● **EXERCISE DESCRIPTION**
Search the material below for the word "left" and copy every line in which it occurs.

====== GIVEN DATA

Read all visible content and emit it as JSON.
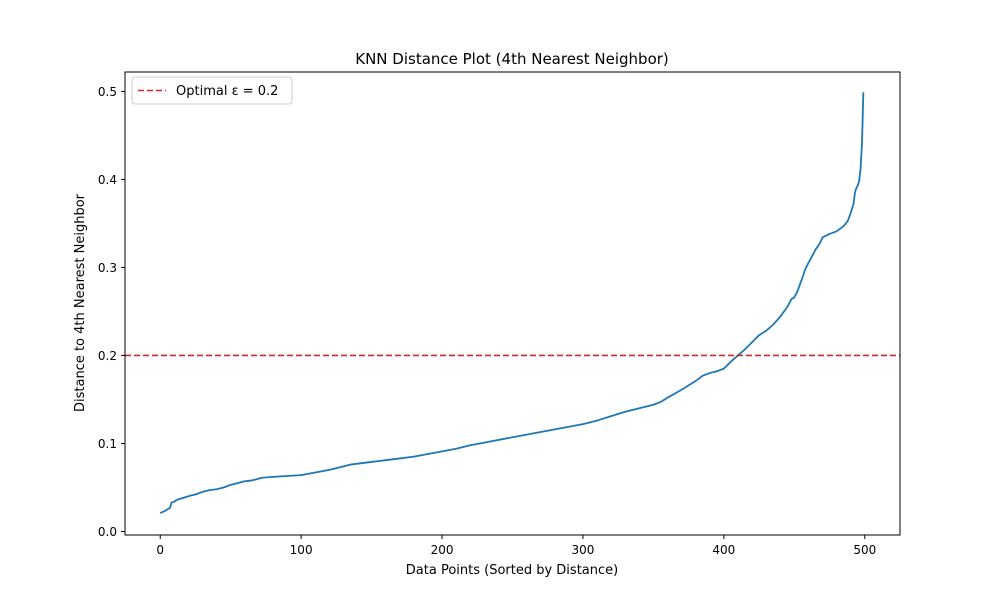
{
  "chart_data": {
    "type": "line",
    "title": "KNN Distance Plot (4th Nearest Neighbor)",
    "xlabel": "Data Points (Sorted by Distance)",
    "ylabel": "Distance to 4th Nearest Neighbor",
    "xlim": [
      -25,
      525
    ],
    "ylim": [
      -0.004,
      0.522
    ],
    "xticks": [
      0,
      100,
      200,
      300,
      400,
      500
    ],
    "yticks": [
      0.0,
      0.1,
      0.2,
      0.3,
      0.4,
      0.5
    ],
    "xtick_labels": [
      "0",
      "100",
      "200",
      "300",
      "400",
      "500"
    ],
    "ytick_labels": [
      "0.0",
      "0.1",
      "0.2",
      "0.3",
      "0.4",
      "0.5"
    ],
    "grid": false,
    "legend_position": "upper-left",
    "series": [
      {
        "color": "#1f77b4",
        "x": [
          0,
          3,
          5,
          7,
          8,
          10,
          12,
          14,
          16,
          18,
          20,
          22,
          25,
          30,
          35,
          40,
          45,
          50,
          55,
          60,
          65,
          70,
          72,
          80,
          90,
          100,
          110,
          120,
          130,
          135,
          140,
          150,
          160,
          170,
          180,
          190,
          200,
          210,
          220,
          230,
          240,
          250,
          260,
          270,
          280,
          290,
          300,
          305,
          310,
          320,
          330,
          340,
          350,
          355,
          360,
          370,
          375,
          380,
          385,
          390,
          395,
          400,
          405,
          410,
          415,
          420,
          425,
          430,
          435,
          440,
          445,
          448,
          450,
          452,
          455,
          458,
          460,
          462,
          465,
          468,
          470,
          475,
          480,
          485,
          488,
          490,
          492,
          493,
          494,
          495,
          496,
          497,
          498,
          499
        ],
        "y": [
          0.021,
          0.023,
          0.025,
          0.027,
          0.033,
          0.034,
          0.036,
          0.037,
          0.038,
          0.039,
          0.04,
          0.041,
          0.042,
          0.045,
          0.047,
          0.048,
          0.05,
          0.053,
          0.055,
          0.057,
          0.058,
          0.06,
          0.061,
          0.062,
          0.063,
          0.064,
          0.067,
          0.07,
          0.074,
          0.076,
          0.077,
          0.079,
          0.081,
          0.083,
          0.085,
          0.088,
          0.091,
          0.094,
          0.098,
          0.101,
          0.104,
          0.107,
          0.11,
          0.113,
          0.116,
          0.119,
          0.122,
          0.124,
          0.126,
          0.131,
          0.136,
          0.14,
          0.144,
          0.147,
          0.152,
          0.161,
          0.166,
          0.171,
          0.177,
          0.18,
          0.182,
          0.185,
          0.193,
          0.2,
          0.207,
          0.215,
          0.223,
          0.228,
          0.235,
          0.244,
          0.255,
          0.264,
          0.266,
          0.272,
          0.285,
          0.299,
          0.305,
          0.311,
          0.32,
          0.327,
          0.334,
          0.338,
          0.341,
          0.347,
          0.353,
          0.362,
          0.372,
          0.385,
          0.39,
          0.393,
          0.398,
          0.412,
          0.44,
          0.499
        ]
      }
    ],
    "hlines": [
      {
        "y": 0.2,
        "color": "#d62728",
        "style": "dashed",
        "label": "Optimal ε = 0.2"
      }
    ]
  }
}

============
====== GIVEN DATA

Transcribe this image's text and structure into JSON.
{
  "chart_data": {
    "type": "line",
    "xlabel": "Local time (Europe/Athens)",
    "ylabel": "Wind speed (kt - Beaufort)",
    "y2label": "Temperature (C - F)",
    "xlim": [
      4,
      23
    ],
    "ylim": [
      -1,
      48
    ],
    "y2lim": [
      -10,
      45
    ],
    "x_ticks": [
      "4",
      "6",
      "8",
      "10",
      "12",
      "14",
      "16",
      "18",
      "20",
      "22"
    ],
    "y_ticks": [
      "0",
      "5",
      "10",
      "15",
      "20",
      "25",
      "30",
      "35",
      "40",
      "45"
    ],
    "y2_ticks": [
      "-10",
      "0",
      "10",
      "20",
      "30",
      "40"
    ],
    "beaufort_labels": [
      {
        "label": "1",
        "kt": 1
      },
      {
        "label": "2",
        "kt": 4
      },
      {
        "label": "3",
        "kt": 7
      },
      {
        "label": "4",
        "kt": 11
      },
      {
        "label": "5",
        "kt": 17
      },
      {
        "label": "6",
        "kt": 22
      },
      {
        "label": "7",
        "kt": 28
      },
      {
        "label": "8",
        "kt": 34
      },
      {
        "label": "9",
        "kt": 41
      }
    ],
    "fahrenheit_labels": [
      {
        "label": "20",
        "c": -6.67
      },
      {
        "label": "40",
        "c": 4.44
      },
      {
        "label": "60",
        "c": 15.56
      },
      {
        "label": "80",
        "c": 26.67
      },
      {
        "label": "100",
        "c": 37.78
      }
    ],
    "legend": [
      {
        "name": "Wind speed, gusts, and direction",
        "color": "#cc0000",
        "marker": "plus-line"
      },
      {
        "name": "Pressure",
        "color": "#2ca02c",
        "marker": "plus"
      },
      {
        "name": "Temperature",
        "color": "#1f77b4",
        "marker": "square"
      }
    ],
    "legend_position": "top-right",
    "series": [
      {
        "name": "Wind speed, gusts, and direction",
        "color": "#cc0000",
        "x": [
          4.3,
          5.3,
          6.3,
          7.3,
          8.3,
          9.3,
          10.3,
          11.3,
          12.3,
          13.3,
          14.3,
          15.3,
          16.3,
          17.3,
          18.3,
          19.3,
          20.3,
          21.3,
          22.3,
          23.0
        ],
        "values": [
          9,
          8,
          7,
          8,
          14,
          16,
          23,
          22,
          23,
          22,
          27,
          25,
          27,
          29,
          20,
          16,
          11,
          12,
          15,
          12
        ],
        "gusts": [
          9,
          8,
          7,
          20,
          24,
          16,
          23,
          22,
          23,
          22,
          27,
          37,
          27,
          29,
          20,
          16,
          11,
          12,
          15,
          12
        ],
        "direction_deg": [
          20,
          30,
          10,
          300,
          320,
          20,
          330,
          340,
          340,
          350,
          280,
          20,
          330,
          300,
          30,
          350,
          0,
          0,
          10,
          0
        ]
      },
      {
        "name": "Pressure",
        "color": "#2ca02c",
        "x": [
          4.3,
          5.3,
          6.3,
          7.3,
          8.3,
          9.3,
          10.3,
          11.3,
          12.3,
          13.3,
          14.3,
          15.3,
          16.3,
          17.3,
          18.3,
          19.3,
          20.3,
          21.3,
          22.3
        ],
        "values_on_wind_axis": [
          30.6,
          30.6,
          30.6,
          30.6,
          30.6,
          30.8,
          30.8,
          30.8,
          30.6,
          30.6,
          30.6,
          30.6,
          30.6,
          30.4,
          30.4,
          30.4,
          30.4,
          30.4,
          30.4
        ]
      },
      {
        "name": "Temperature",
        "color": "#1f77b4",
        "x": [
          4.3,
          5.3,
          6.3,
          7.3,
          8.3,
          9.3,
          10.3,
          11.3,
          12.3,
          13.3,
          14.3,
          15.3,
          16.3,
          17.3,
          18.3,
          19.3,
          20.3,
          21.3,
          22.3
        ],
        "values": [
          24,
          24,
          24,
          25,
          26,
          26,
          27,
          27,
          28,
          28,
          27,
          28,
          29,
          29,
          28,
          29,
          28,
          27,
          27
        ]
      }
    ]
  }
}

============
====== GIVEN DATA

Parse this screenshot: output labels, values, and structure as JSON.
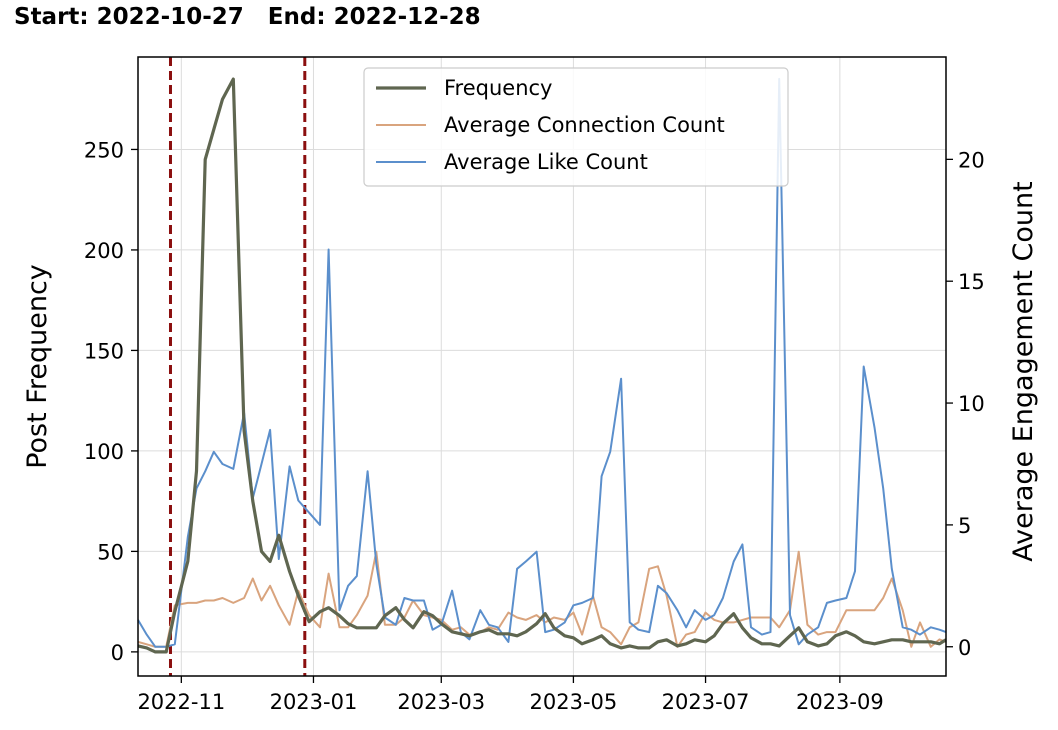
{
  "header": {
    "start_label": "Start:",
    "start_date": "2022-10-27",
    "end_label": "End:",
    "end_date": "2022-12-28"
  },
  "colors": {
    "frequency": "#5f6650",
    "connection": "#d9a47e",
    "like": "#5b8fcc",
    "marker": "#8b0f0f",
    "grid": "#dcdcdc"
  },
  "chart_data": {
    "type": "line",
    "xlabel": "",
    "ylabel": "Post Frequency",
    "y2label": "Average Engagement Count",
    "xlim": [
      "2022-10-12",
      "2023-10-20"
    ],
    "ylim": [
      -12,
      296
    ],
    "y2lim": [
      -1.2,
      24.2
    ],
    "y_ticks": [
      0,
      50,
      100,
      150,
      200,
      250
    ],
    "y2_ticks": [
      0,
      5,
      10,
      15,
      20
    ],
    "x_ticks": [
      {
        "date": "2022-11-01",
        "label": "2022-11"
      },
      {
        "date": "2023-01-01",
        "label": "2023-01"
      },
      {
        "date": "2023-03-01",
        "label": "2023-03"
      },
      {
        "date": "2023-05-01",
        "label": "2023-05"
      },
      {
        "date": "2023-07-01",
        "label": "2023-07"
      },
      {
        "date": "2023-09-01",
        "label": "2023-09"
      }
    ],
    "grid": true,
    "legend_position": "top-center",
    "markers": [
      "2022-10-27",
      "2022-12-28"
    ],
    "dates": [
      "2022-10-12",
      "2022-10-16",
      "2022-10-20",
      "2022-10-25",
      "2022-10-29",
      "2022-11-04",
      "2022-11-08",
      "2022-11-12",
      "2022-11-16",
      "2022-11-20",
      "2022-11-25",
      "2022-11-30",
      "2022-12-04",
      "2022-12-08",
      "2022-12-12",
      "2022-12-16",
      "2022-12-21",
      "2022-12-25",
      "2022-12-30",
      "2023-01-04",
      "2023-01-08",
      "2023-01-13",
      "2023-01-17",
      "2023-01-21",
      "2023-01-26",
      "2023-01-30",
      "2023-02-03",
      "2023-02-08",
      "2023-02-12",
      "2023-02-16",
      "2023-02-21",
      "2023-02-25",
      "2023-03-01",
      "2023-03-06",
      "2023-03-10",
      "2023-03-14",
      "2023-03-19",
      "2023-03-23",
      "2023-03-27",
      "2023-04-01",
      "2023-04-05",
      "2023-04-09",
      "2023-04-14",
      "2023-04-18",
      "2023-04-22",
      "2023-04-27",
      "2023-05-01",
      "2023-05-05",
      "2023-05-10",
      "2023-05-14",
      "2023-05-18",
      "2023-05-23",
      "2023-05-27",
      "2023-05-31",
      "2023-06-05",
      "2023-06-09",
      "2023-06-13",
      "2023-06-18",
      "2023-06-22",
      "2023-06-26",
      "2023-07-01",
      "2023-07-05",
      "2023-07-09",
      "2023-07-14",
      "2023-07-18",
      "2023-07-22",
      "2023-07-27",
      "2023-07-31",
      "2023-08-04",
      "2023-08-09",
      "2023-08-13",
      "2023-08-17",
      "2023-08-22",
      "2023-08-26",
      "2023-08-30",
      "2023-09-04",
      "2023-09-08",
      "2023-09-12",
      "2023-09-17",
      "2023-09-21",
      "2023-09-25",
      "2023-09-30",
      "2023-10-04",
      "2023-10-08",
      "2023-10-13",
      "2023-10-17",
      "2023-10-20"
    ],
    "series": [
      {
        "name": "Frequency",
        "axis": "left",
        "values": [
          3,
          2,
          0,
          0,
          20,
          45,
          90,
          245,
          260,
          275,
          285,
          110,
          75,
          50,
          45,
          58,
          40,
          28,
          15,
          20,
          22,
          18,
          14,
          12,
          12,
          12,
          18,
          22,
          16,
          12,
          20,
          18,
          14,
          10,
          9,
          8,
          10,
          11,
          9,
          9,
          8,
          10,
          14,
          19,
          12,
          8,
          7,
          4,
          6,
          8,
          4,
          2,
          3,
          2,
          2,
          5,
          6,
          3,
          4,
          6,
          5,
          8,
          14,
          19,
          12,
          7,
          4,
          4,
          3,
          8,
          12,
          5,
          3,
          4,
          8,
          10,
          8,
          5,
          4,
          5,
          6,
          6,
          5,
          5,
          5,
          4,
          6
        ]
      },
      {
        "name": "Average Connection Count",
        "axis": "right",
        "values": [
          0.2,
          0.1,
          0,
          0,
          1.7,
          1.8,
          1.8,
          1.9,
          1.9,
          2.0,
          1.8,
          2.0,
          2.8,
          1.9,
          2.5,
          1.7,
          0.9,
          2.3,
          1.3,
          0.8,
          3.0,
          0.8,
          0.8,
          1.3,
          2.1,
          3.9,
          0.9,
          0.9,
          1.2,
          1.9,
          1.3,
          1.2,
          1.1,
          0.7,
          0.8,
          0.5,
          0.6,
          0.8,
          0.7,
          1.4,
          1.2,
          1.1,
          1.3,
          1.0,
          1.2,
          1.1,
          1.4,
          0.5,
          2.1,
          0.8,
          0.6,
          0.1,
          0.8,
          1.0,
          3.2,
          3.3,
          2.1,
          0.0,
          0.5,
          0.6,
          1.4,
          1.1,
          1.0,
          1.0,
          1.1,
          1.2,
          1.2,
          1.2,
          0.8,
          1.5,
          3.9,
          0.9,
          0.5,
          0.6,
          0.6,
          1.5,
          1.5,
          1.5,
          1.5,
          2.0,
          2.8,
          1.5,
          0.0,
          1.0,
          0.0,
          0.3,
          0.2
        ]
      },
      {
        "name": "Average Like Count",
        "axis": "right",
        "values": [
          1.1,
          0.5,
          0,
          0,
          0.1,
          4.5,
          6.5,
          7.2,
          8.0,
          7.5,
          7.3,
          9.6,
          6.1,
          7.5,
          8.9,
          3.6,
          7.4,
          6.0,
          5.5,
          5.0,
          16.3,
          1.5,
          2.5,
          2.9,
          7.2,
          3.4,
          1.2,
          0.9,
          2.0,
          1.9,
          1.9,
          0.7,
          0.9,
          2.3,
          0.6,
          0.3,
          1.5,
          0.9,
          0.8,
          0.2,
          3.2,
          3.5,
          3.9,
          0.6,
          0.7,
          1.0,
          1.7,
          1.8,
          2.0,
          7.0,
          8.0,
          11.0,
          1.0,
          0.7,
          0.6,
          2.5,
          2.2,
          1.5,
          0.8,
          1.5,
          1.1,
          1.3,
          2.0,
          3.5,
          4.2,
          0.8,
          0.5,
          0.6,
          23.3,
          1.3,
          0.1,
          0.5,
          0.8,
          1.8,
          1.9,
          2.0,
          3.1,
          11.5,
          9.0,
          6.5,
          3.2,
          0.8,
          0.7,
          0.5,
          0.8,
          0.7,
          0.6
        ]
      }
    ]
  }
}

============

● **THE COMPLETED TASK**
    "legend_position": "upper-left",
        "axis": "left",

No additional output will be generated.